Dataset entries:
___

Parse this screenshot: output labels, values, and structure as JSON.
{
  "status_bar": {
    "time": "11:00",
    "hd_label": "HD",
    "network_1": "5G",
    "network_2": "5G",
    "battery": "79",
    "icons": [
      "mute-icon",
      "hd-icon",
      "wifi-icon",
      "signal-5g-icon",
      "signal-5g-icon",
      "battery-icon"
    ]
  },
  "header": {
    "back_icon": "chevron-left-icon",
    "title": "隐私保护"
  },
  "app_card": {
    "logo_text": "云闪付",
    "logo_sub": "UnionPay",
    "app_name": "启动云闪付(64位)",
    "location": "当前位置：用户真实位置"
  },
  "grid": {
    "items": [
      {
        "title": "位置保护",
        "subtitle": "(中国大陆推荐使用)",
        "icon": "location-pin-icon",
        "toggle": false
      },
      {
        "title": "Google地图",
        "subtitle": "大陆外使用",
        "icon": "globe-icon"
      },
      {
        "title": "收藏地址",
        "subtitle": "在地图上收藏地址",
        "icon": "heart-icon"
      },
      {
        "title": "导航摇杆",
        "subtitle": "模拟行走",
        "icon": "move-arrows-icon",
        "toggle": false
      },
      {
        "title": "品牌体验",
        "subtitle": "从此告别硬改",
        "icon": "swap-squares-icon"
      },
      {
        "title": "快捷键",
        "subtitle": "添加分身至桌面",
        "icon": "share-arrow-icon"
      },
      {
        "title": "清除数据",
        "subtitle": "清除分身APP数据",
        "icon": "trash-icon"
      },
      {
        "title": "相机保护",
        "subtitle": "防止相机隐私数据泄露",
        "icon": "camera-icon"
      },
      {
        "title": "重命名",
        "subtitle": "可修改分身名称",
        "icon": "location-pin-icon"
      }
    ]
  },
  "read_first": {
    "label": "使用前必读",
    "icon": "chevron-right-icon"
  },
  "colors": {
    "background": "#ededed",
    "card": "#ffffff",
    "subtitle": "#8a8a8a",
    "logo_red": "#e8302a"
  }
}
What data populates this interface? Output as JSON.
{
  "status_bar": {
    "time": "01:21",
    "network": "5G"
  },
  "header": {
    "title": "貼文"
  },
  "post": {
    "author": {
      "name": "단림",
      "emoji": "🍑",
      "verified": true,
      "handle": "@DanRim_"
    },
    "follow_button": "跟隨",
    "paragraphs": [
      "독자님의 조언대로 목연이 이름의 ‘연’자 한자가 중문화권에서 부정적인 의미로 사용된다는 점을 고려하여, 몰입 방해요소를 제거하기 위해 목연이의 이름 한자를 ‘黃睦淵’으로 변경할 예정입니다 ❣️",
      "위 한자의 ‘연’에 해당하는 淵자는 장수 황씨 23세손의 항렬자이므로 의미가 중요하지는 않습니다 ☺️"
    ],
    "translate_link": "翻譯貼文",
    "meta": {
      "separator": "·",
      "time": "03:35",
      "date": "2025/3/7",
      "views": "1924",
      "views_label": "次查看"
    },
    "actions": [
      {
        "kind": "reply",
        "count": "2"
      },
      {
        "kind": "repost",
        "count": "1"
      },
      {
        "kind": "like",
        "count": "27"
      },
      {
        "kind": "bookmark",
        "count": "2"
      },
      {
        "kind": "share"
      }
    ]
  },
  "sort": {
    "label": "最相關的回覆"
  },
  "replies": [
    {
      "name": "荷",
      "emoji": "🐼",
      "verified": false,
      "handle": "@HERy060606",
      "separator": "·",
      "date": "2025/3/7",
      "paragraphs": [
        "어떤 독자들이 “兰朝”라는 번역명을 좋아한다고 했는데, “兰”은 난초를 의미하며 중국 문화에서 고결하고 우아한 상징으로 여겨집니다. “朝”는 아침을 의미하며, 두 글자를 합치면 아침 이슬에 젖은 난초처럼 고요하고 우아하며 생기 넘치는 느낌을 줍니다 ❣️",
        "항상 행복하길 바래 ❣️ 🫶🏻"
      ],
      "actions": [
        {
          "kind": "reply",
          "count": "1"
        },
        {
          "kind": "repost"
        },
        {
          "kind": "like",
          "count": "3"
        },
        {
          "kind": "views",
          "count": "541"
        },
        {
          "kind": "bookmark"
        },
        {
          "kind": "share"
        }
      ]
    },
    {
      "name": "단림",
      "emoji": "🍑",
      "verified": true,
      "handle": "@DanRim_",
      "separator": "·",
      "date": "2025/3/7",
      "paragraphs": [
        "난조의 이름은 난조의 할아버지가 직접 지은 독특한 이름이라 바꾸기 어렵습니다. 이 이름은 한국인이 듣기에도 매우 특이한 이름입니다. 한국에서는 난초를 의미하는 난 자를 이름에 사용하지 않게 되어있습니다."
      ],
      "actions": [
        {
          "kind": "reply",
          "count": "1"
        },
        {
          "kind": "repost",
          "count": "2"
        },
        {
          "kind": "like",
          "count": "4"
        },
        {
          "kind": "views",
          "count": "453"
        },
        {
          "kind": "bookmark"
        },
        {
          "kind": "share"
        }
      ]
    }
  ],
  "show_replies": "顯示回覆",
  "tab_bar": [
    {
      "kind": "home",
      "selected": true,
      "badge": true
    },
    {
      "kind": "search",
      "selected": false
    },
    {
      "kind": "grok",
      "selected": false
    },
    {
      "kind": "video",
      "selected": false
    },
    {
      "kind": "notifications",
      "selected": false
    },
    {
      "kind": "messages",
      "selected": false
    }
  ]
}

___

Which lines hold the word "true"? Copy all of them.

§ RESULT BELOW:
      "verified": true,
      "verified": true,
      "selected": true,
      "badge": true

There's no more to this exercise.